** Task **
Report all lines from the entries below in which "City" appears.

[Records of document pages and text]
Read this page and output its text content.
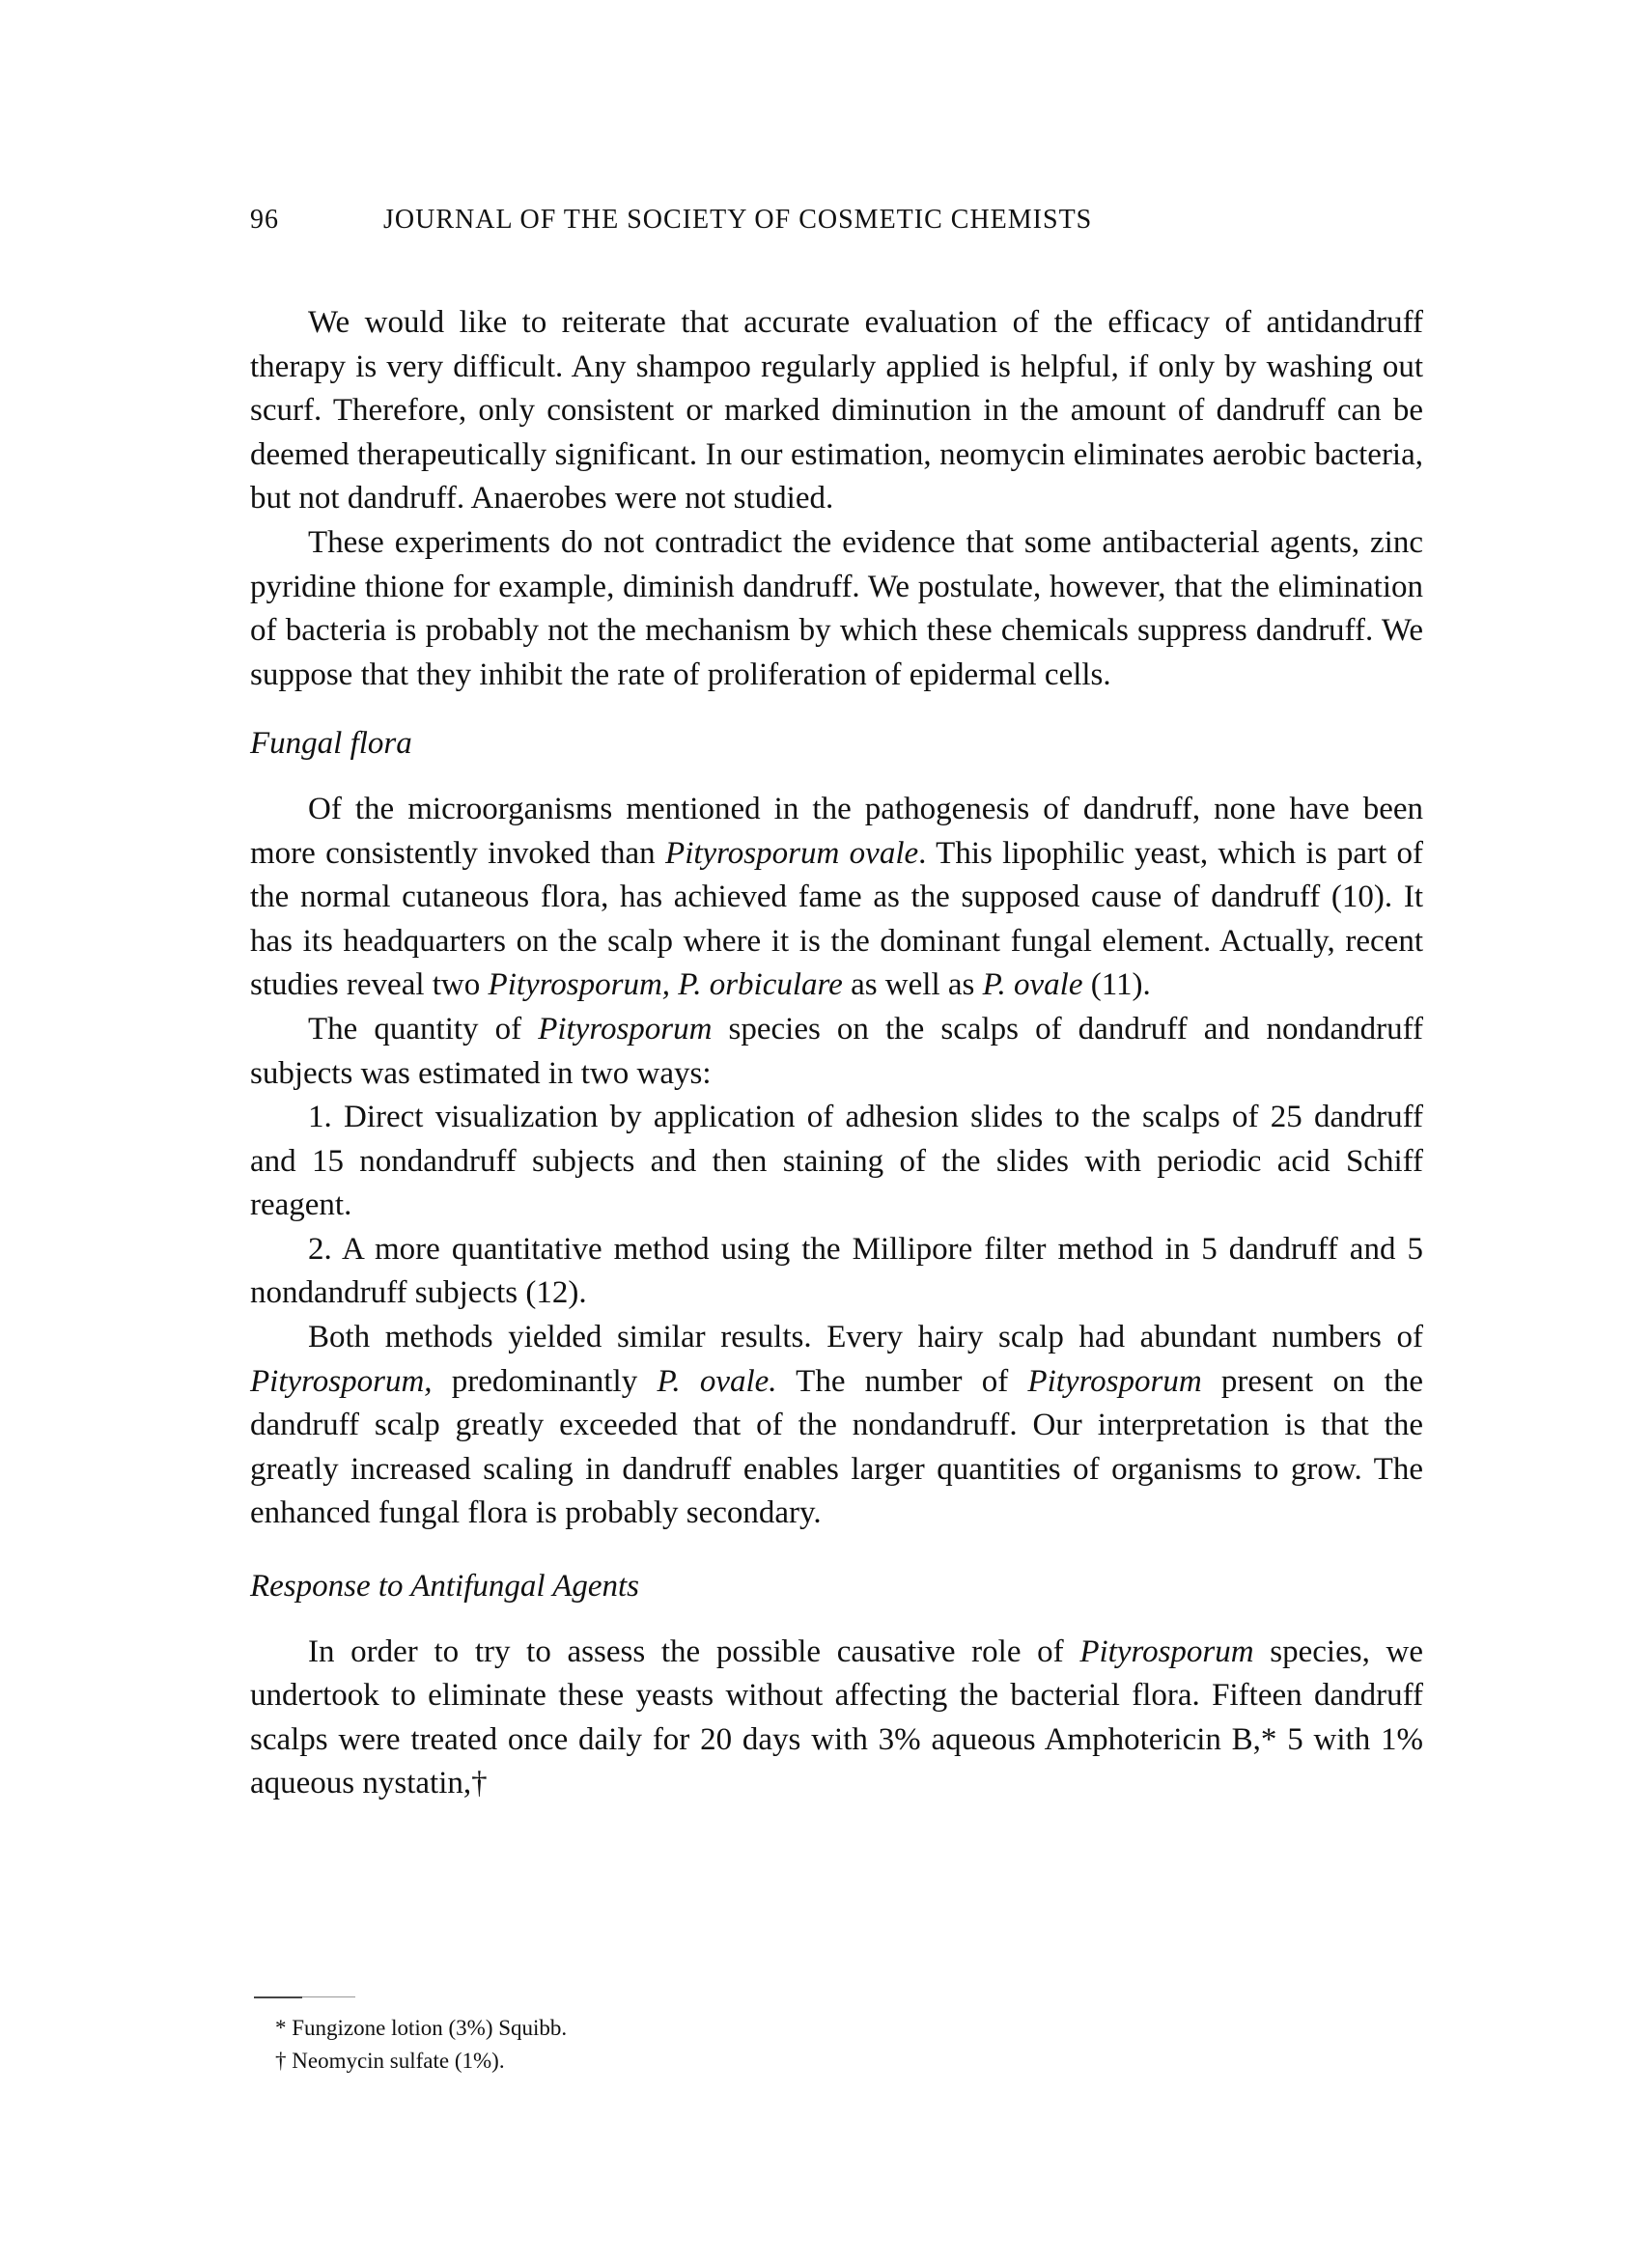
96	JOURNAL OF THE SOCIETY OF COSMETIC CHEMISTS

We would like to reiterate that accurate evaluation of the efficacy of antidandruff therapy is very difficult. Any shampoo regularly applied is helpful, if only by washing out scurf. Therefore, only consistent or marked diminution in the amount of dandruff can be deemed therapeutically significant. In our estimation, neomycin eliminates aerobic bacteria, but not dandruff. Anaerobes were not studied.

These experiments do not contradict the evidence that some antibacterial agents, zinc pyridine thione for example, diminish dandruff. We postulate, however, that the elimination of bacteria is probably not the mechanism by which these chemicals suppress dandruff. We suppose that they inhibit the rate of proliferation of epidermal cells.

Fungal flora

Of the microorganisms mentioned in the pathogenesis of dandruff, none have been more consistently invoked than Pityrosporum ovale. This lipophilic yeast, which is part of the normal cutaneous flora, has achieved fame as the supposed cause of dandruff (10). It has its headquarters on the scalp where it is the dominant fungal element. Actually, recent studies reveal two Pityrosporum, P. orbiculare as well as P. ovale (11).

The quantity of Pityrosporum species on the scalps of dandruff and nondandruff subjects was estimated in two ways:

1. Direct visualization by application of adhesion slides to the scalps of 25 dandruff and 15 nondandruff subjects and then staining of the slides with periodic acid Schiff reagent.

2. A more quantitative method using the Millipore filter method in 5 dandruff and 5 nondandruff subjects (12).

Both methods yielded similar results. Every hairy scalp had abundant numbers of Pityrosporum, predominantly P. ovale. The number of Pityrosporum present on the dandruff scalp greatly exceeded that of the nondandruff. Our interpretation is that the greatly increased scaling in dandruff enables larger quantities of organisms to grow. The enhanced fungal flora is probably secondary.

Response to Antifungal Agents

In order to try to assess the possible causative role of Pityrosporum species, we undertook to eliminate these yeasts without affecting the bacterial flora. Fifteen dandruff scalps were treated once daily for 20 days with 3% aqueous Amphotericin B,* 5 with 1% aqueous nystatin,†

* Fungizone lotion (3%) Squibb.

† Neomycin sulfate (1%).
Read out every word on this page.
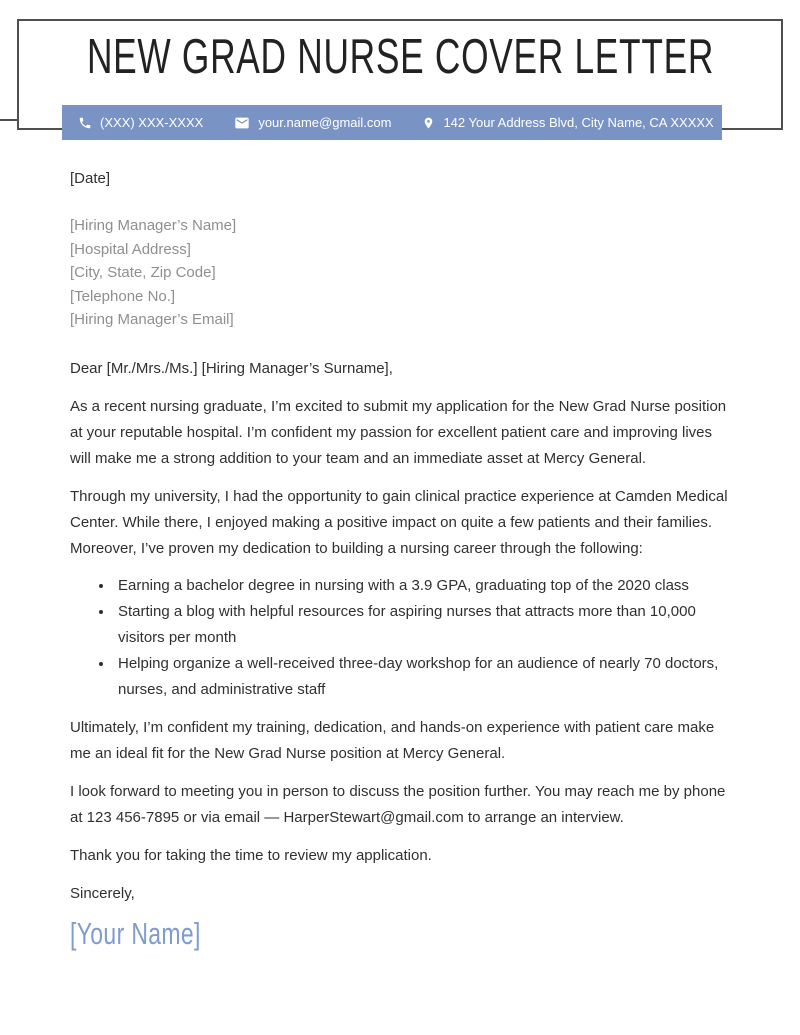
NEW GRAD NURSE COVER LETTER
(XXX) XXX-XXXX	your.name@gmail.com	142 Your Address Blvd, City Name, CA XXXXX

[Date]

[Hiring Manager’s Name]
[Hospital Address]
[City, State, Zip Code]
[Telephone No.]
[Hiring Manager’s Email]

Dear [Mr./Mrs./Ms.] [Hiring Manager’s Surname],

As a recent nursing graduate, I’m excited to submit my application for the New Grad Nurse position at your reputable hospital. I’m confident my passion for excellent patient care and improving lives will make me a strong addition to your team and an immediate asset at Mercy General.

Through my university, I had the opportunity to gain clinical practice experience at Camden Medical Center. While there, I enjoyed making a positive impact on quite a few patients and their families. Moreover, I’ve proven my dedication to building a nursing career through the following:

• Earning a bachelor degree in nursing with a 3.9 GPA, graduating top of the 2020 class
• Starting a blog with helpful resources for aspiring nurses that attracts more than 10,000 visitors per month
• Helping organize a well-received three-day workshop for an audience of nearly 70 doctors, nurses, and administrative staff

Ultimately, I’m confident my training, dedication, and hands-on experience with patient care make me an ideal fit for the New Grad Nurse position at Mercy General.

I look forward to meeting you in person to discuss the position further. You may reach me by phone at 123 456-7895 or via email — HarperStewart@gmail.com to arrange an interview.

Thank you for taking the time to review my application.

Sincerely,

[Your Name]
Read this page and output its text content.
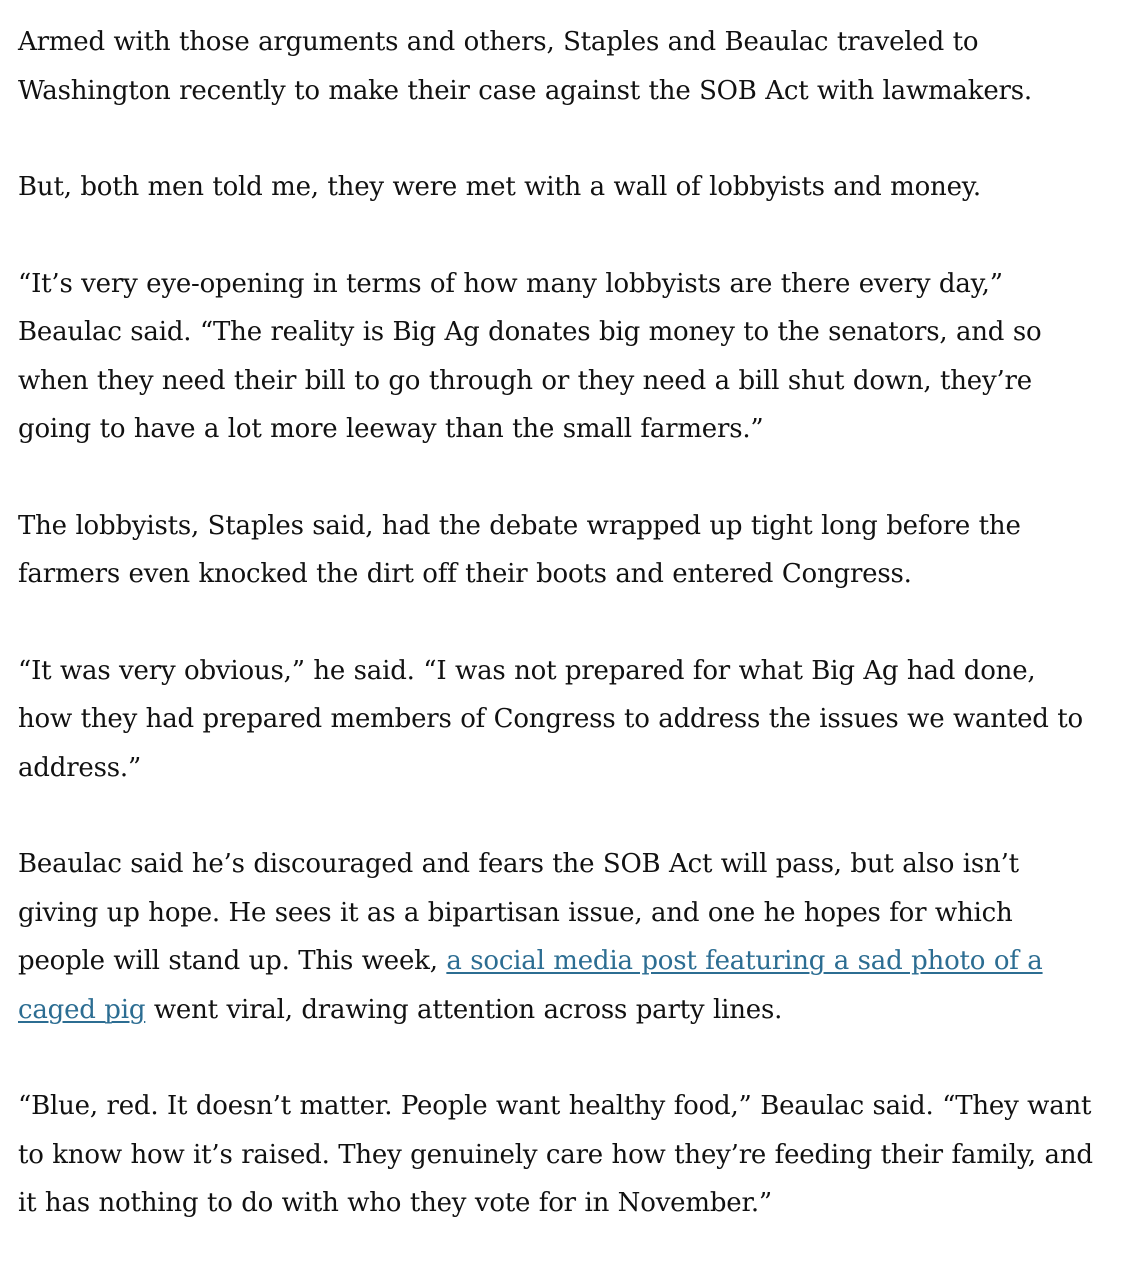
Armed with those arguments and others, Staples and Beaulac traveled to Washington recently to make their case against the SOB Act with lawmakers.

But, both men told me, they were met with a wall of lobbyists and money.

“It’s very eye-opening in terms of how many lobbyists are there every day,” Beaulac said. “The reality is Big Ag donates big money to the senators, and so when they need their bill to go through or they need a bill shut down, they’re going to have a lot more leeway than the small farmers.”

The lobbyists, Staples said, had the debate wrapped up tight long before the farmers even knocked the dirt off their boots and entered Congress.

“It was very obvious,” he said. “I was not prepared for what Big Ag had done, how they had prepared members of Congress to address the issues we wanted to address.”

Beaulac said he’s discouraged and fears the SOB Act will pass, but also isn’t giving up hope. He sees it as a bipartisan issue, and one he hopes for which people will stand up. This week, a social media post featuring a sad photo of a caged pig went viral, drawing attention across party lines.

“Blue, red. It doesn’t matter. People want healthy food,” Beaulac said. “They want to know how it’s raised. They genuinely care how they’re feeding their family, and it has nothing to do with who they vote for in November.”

** Task solution **
(XXX) XXX-XXXX	your.name@gmail.com	142 Your Address Blvd, City Name, CA XXXXX
[City, State, Zip Code]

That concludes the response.